#### WHAT TO WORK ON
Pull out from the material below all lines with "JSON".

[Raw records]
──────

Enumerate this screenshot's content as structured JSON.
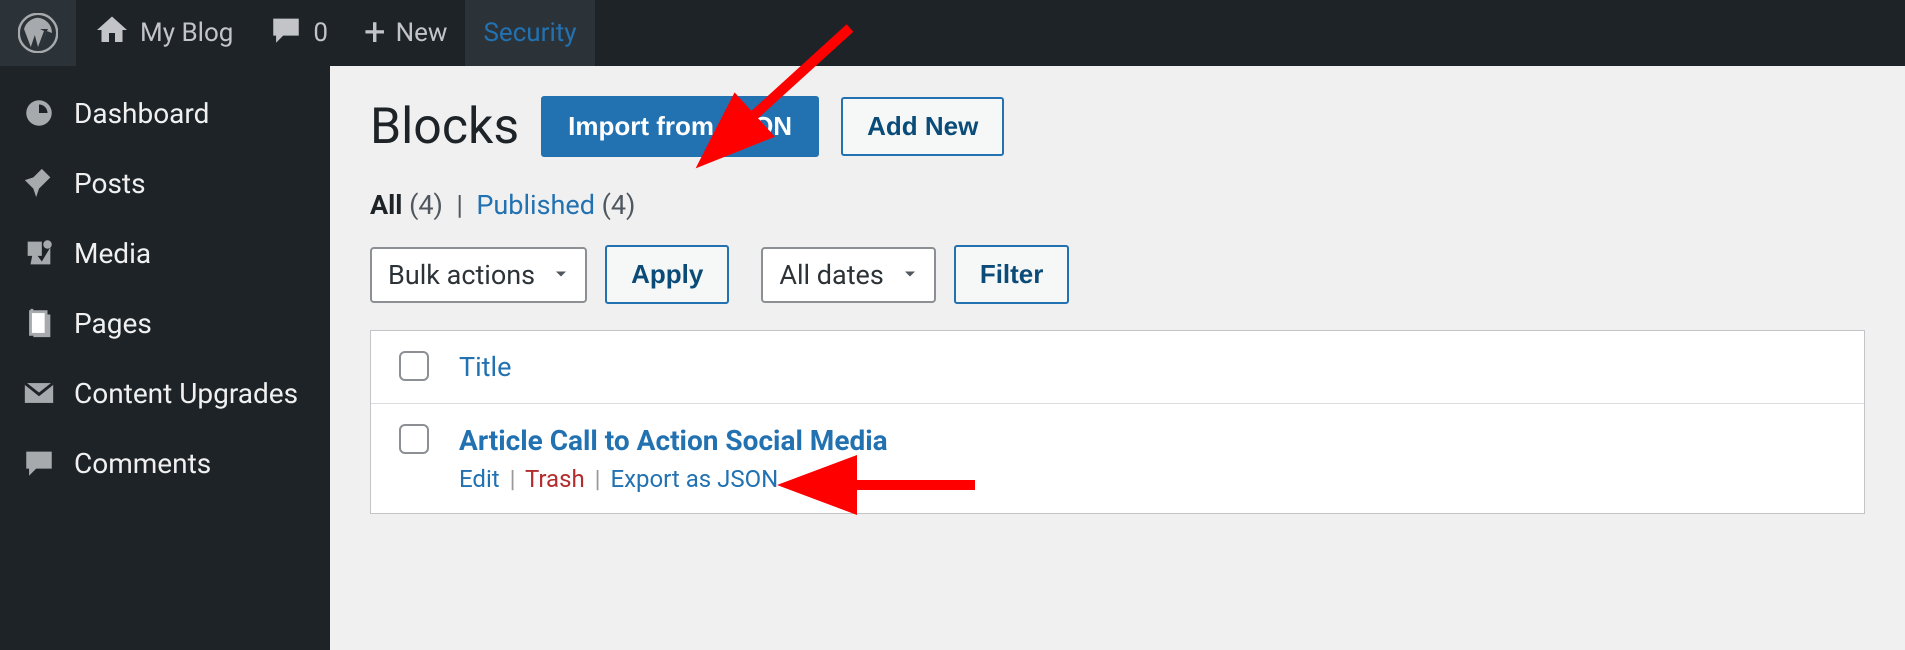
{
  "adminbar": {
    "site_name": "My Blog",
    "comments_count": "0",
    "new_label": "New",
    "security_label": "Security"
  },
  "sidebar": {
    "items": [
      {
        "label": "Dashboard",
        "icon": "dashboard"
      },
      {
        "label": "Posts",
        "icon": "pin"
      },
      {
        "label": "Media",
        "icon": "media"
      },
      {
        "label": "Pages",
        "icon": "pages"
      },
      {
        "label": "Content Upgrades",
        "icon": "mail"
      },
      {
        "label": "Comments",
        "icon": "speech"
      }
    ]
  },
  "page": {
    "title": "Blocks",
    "import_btn": "Import from JSON",
    "add_btn": "Add New"
  },
  "filters": {
    "all_label": "All",
    "all_count": "(4)",
    "published_label": "Published",
    "published_count": "(4)",
    "pipe": "|"
  },
  "tablenav": {
    "bulk_label": "Bulk actions",
    "apply_label": "Apply",
    "dates_label": "All dates",
    "filter_label": "Filter"
  },
  "table": {
    "header_title": "Title",
    "row": {
      "title": "Article Call to Action Social Media",
      "edit": "Edit",
      "trash": "Trash",
      "export": "Export as JSON"
    }
  }
}
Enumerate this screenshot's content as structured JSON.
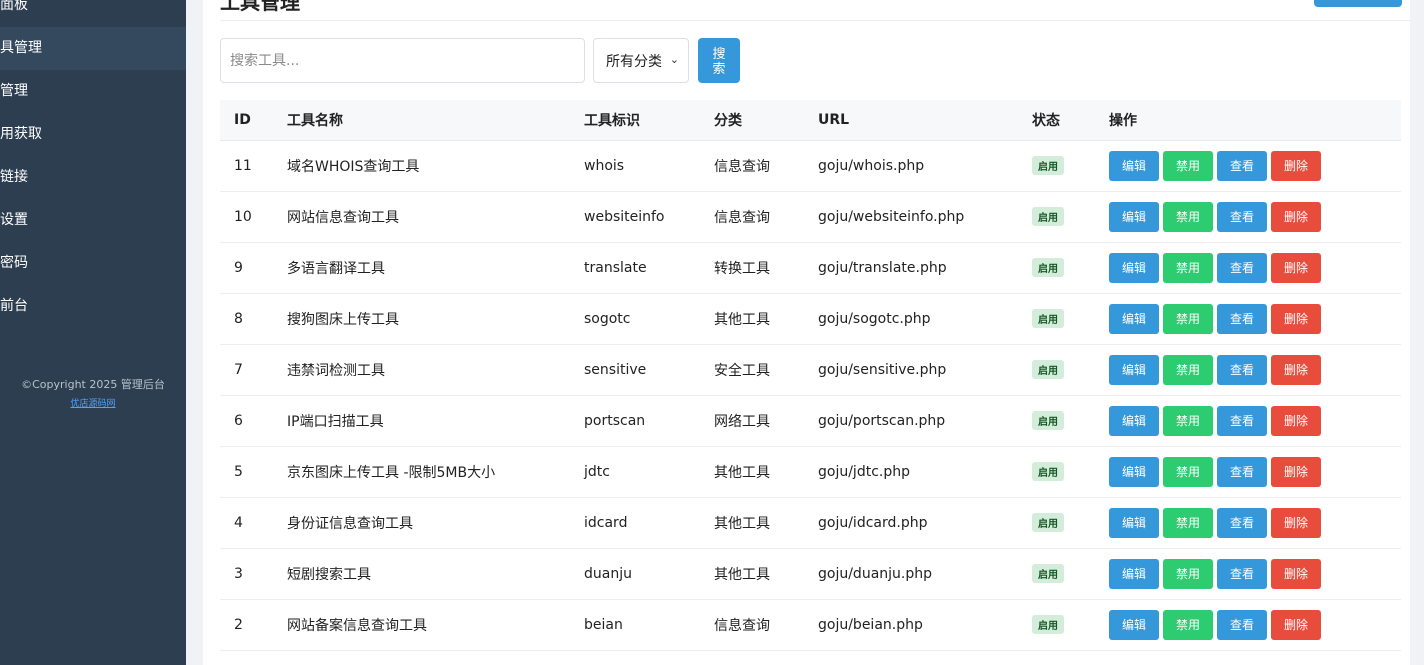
{
  "sidebar": {
    "items": [
      {
        "label": "制面板",
        "active": false
      },
      {
        "label": "工具管理",
        "active": true
      },
      {
        "label": "类管理",
        "active": false
      },
      {
        "label": "应用获取",
        "active": false
      },
      {
        "label": "情链接",
        "active": false
      },
      {
        "label": "点设置",
        "active": false
      },
      {
        "label": "改密码",
        "active": false
      },
      {
        "label": "问前台",
        "active": false
      }
    ],
    "copyright": "©Copyright 2025 管理后台",
    "copyright_link": "优店源码网"
  },
  "main": {
    "title": "工具管理",
    "search_placeholder": "搜索工具...",
    "category_selected": "所有分类",
    "search_button": "搜索",
    "columns": [
      "ID",
      "工具名称",
      "工具标识",
      "分类",
      "URL",
      "状态",
      "操作"
    ],
    "rows": [
      {
        "id": "11",
        "name": "域名WHOIS查询工具",
        "slug": "whois",
        "category": "信息查询",
        "url": "goju/whois.php",
        "status": "启用"
      },
      {
        "id": "10",
        "name": "网站信息查询工具",
        "slug": "websiteinfo",
        "category": "信息查询",
        "url": "goju/websiteinfo.php",
        "status": "启用"
      },
      {
        "id": "9",
        "name": "多语言翻译工具",
        "slug": "translate",
        "category": "转换工具",
        "url": "goju/translate.php",
        "status": "启用"
      },
      {
        "id": "8",
        "name": "搜狗图床上传工具",
        "slug": "sogotc",
        "category": "其他工具",
        "url": "goju/sogotc.php",
        "status": "启用"
      },
      {
        "id": "7",
        "name": "违禁词检测工具",
        "slug": "sensitive",
        "category": "安全工具",
        "url": "goju/sensitive.php",
        "status": "启用"
      },
      {
        "id": "6",
        "name": "IP端口扫描工具",
        "slug": "portscan",
        "category": "网络工具",
        "url": "goju/portscan.php",
        "status": "启用"
      },
      {
        "id": "5",
        "name": "京东图床上传工具 -限制5MB大小",
        "slug": "jdtc",
        "category": "其他工具",
        "url": "goju/jdtc.php",
        "status": "启用"
      },
      {
        "id": "4",
        "name": "身份证信息查询工具",
        "slug": "idcard",
        "category": "其他工具",
        "url": "goju/idcard.php",
        "status": "启用"
      },
      {
        "id": "3",
        "name": "短剧搜索工具",
        "slug": "duanju",
        "category": "其他工具",
        "url": "goju/duanju.php",
        "status": "启用"
      },
      {
        "id": "2",
        "name": "网站备案信息查询工具",
        "slug": "beian",
        "category": "信息查询",
        "url": "goju/beian.php",
        "status": "启用"
      }
    ],
    "actions": {
      "edit": "编辑",
      "disable": "禁用",
      "view": "查看",
      "delete": "删除"
    }
  },
  "colors": {
    "sidebar_bg": "#2c3e50",
    "sidebar_active": "#34495e",
    "primary": "#3498db",
    "success": "#2ecc71",
    "danger": "#e74c3c",
    "badge_bg": "#d4edda"
  }
}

──────

#### OUTPUT
Enumerate this screenshot's content as structured JSON.
    "import_btn": "Import from JSON",
      "export": "Export as JSON"
Enumerate this screenshot's content as structured JSON.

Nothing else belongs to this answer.